Your goal = Select, from the data, each line where "Approximate" occurs.

Information given =

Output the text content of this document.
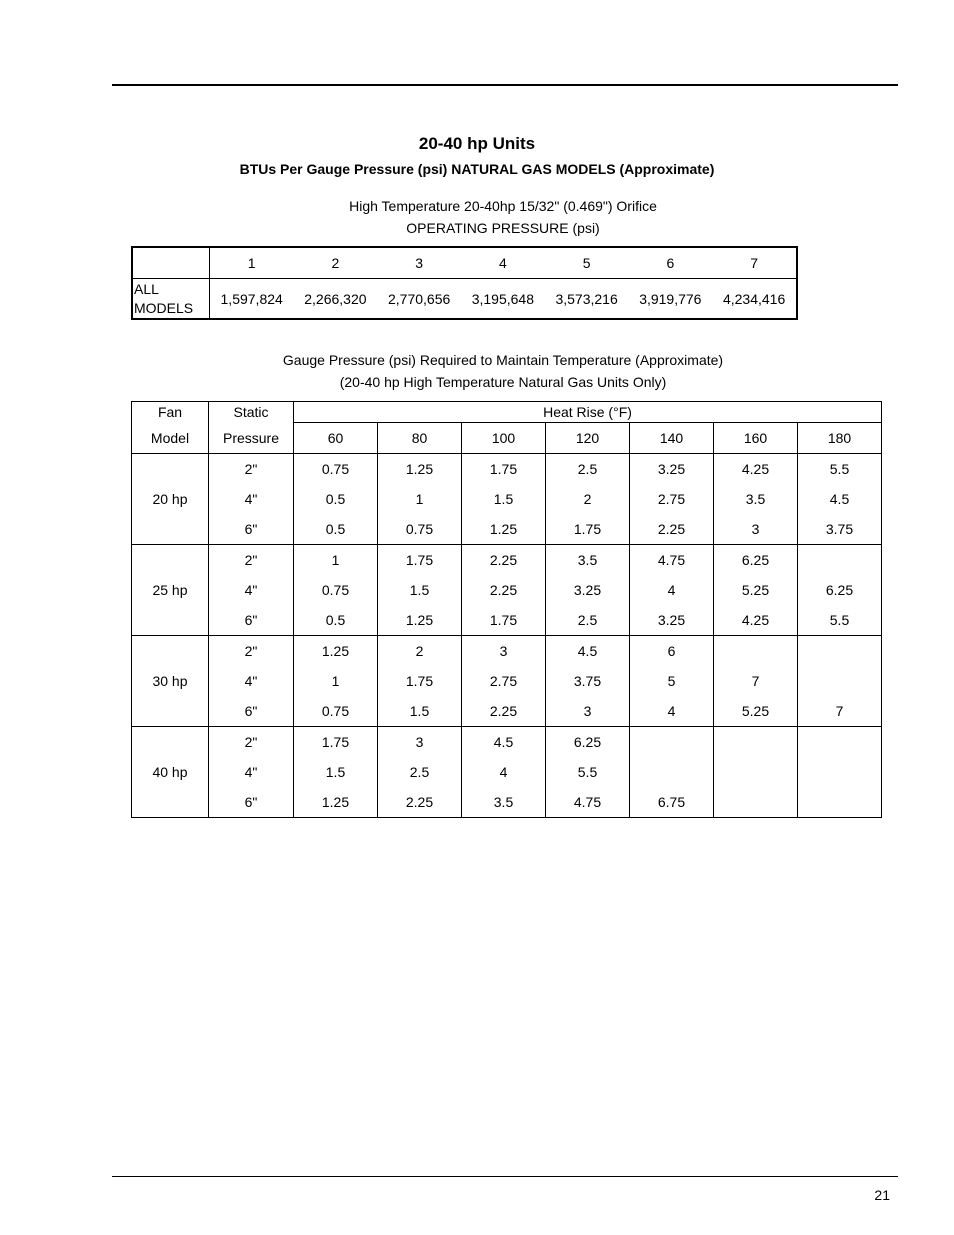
20-40 hp Units
BTUs Per Gauge Pressure (psi) NATURAL GAS MODELS (Approximate)
High Temperature 20-40hp 15/32" (0.469") Orifice
OPERATING PRESSURE (psi)
	1	2	3	4	5	6	7
ALL
MODELS	1,597,824	2,266,320	2,770,656	3,195,648	3,573,216	3,919,776	4,234,416
Gauge Pressure (psi) Required to Maintain Temperature (Approximate)
(20-40 hp High Temperature Natural Gas Units Only)
Fan	Static	Heat Rise (°F)						
Model	Pressure	60	80	100	120	140	160	180
20 hp	2"	0.75	1.25	1.75	2.5	3.25	4.25	5.5
	4"	0.5	1	1.5	2	2.75	3.5	4.5
	6"	0.5	0.75	1.25	1.75	2.25	3	3.75
25 hp	2"	1	1.75	2.25	3.5	4.75	6.25	
	4"	0.75	1.5	2.25	3.25	4	5.25	6.25
	6"	0.5	1.25	1.75	2.5	3.25	4.25	5.5
30 hp	2"	1.25	2	3	4.5	6		
	4"	1	1.75	2.75	3.75	5	7	
	6"	0.75	1.5	2.25	3	4	5.25	7
40 hp	2"	1.75	3	4.5	6.25			
	4"	1.5	2.5	4	5.5			
	6"	1.25	2.25	3.5	4.75	6.75		
21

The reply =
BTUs Per Gauge Pressure (psi) NATURAL GAS MODELS (Approximate)
Gauge Pressure (psi) Required to Maintain Temperature (Approximate)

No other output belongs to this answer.